= Entries shown =
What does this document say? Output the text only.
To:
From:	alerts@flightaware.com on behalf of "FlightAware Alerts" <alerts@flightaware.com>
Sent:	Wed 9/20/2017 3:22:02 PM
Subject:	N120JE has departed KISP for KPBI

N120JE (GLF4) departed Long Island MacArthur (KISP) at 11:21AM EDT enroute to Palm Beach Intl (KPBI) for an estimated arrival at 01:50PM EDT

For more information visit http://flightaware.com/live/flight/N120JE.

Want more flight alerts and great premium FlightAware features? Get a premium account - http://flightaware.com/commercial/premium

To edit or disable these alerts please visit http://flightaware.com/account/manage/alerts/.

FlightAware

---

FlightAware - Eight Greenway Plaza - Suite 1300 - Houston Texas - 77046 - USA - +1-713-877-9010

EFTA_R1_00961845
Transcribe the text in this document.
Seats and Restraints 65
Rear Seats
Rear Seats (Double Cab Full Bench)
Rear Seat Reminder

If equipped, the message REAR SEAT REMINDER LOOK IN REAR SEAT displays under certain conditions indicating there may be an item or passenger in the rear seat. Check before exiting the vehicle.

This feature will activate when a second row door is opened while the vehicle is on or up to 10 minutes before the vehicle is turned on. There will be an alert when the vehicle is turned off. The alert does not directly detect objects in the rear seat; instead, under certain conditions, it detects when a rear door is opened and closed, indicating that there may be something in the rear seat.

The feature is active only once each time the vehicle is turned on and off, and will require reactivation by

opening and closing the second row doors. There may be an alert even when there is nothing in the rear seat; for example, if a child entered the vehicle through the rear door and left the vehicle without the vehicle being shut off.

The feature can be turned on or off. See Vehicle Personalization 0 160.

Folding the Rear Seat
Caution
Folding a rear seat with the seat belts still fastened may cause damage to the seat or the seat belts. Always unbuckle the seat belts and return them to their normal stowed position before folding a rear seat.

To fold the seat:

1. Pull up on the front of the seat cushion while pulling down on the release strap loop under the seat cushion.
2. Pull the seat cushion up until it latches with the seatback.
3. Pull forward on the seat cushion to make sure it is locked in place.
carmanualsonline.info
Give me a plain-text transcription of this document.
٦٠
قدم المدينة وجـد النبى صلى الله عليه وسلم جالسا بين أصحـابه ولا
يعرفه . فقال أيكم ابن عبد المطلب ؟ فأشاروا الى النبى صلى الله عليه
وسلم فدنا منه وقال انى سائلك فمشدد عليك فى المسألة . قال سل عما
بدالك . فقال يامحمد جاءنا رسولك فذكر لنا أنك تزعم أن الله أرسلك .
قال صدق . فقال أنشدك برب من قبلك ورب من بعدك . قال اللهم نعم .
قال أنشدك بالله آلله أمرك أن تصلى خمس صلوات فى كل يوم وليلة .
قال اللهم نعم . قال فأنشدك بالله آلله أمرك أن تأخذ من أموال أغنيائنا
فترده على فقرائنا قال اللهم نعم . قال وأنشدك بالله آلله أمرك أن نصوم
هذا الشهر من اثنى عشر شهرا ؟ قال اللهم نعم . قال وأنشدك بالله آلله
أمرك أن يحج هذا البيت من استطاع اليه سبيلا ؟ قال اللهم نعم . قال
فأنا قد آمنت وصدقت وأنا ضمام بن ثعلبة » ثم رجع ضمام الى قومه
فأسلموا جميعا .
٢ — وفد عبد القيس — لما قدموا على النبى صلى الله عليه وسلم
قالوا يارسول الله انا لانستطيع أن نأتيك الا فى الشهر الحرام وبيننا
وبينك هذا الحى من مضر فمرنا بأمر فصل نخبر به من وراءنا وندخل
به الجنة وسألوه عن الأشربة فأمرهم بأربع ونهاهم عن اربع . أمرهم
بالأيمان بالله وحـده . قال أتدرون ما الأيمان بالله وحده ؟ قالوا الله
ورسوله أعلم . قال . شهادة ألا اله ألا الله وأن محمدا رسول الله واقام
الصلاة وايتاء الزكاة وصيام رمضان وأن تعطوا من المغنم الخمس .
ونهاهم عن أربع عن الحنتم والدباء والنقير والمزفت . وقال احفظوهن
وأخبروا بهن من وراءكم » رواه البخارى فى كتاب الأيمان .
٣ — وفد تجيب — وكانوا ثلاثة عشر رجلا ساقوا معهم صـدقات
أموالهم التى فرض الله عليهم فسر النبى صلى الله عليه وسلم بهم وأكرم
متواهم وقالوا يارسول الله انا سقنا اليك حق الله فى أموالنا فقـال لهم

= Goal =
Track down every line holding the string "departed" and copy it.

= Result of this task =
Subject:	N120JE has departed KISP for KPBI
N120JE (GLF4) departed Long Island MacArthur (KISP) at 11:21AM EDT enroute to Palm Beach Intl (KPBI) for an estimated arrival at 01:50PM EDT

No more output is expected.